* _Activities_:
- A) In the passage on analytical data, which recent developments are given as examples of what has dramatically increased the volume and complexity of analytical data?
- B) In the passage on analytical data, what outcomes does the first bulleted example say could follow from combining Petroleomic molecular information with historical process data? List all of them.

* _Text passage_:
_ _ _ _ _

However, when it comes to the analytical world they would seem to have more in common. Both use a wide range of elemental and molecular characterisation techniques either as standard methods, to demonstrate product compliance and quality, or bespoke methods in research, development and problem solving activities. As the sophistication of analytical methods has developed the volume and complexity of the analytical data produced has increased dramatically, for example through recent developments in comprehensive chromatographic techniques and high resolution, high mass accuracy, mass spectrometry (1)(2). In addition, much of this data is information rich at the molecular level and can offer new opportunities for developing structure-property relationships to improve process efficiency and develop new products with differentiated performance. Two examples of this could be
• The detailed molecular information on crudes and process stream composition provided by Petroleomic approaches (3) when combined with historical process data could lead to new routes to produce and value  crudes, optimise refining strategy and identify key components leading to processing issues such as fouling and corrosion.
• By combining detailed major minor and trace component analysis of formulated fuels or lubricants with test data from rig and engine performance tests and consumer trends using advanced data analytics it should be possible to identify key chemical components and additives which generate differentiated performance and therefore premium prices and margins in the market.

_ _ _ _ _

* _Given data_:
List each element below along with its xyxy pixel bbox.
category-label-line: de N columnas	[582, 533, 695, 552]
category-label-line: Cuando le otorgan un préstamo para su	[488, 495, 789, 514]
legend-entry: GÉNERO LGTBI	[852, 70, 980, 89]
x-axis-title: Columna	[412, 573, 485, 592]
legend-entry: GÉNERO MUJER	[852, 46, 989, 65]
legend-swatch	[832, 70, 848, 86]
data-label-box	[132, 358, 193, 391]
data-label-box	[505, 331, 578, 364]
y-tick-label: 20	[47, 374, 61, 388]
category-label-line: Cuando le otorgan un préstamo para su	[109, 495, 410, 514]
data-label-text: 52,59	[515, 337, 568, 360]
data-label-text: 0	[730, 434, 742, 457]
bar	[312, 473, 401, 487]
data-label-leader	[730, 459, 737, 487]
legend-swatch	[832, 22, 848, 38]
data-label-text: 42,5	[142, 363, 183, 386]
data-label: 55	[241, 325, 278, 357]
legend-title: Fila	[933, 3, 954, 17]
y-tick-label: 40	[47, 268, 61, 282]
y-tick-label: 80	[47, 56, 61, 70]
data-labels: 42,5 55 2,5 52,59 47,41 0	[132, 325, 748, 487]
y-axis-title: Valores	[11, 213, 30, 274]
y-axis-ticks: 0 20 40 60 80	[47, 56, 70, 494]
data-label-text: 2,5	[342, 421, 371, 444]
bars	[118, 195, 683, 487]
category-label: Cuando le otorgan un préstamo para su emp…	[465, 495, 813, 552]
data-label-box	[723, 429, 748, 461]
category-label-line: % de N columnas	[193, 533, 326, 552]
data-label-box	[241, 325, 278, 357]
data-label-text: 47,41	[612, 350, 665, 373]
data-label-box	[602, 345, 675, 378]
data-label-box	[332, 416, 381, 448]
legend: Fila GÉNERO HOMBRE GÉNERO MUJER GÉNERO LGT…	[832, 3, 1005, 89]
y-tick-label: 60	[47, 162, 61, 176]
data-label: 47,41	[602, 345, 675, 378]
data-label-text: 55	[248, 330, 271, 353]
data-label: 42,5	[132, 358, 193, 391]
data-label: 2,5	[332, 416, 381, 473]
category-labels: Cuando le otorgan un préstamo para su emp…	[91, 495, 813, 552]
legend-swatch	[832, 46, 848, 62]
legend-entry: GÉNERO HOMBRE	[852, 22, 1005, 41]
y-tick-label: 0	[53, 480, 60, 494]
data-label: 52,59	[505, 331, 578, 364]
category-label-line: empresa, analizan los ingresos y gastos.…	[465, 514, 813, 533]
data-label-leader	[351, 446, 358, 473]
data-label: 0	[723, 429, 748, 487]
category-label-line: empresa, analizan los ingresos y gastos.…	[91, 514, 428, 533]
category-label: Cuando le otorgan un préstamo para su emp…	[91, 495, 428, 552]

_ _ _ _ _

* _Solutions by task_:
- A) Comprehensive chromatographic techniques, and high-resolution, high-mass-accuracy mass spectrometry.

- B)
- New routes to produce and value crudes
- Optimizing refining strategy
- Identifying key components that lead to processing issues such as fouling and corrosion